While looking around for common responsive patterns to build with CSS Grid Layout, I came across this Responsive Calendar example.
I rebuilt the pattern using CSS Grid Layout, you can take a look at the CodePen below however you will need to enable CSS Grid Layout in your browser.
See the Pen Responsive Calendar Pattern by rachelandrew (@rachelandrew) on CodePen.
However this pattern seems not to be ideal from an accessibility standpoint. Marked up as a list, the day names are disassociated from the days themselves. I’ve always felt a table to be a more semantic representation of a calendar – but tables are hard to make responsive. It is not surprising that people choose another type of mark-up when needing to add a calendar to an application.
As an experiment I turned the list markup back into a table, and then used CSS Grid on the various table elements so the browser was now displaying the table using display: grid
and associated properties rather than display: table
.
━━━
◆ What you need to do
(A) According to the calendar text, what problem results from marking up the calendar as a list?
(B) From the calendar text, extract the passage starting at "See the Pen" and ending at "to an application.".
Rely solely on the calendar text when responding.

Source data:
━━━
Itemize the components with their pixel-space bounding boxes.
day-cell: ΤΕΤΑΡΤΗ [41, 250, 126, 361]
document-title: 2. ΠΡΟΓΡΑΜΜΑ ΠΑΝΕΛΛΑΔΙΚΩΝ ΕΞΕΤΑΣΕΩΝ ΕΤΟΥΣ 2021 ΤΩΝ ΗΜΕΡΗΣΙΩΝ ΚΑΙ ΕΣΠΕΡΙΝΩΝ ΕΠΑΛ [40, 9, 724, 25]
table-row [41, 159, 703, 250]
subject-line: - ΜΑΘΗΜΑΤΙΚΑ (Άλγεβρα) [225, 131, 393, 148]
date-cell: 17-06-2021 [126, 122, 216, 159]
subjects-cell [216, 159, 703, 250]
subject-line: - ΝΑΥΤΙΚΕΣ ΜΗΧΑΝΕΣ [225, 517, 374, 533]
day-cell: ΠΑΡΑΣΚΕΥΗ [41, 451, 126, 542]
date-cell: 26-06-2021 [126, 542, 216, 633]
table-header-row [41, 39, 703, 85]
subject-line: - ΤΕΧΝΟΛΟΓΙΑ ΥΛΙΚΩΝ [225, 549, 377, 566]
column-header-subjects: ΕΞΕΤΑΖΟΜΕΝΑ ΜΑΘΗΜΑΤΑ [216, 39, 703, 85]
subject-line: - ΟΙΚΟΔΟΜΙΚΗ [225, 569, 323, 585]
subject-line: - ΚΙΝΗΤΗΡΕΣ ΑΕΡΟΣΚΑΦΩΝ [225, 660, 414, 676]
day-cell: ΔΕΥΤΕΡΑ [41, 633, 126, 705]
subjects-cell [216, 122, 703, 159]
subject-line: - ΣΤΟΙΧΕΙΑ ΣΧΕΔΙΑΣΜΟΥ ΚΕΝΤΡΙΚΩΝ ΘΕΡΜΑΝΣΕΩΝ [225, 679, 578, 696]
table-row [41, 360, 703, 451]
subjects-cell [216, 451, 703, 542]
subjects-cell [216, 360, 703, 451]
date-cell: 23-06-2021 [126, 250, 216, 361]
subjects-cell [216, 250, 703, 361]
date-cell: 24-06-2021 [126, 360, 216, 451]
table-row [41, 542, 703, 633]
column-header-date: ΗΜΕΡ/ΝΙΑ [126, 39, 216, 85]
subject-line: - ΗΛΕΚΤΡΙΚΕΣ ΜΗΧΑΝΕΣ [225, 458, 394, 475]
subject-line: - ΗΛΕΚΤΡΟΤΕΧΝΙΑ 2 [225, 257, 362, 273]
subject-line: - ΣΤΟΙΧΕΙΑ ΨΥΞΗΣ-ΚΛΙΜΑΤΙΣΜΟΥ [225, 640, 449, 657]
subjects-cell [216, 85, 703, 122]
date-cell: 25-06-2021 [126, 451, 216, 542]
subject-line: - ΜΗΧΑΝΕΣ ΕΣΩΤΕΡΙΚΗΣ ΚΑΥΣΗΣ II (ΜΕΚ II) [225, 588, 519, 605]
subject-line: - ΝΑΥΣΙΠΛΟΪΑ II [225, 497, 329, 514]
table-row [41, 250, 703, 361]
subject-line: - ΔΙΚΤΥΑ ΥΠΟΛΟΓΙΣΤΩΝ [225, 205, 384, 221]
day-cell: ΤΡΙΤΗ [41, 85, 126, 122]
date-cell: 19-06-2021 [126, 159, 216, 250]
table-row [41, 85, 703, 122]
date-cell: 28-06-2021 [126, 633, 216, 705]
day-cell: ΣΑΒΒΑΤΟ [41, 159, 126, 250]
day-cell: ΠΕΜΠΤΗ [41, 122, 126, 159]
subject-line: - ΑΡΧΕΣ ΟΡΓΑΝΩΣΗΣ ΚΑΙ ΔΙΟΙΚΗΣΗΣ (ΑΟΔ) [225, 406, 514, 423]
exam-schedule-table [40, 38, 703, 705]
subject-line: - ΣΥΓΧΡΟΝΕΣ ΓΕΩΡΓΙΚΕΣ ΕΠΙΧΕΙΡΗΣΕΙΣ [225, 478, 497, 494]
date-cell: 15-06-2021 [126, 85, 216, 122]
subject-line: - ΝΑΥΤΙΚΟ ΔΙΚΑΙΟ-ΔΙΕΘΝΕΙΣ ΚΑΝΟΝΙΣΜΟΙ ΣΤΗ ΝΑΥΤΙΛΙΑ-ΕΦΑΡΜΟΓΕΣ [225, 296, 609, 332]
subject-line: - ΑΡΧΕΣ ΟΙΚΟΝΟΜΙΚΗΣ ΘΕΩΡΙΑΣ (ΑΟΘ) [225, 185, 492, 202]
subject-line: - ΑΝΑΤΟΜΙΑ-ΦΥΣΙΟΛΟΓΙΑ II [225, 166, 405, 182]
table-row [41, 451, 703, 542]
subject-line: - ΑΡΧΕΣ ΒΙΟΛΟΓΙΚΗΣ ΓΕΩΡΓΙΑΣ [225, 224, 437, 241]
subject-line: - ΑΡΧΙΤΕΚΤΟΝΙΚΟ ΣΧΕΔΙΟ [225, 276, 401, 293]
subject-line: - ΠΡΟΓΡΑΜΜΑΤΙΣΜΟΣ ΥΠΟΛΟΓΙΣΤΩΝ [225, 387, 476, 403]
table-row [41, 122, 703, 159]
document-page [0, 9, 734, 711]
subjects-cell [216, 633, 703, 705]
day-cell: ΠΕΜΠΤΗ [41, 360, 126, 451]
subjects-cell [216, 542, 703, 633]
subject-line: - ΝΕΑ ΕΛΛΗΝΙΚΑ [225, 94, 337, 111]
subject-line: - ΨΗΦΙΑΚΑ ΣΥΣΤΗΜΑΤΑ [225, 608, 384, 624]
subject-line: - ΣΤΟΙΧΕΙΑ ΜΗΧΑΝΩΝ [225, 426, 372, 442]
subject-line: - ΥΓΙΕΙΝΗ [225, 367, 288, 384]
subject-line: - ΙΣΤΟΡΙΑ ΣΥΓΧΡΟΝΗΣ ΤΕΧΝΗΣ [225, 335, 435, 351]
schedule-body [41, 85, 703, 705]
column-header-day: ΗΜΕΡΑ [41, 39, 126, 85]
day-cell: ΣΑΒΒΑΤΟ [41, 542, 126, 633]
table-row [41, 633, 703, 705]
━━━
◆ Responses to the tasks
(A) The day names are disassociated from the days themselves.

(B)
See the Pen Responsive Calendar Pattern by rachelandrew (@rachelandrew) on CodePen.
However this pattern seems not to be ideal from an accessibility standpoint. Marked up as a list, the day names are disassociated from the days themselves. I’ve always felt a table to be a more semantic representation of a calendar – but tables are hard to make responsive. It is not surprising that people choose another type of mark-up when needing to add a calendar to an application.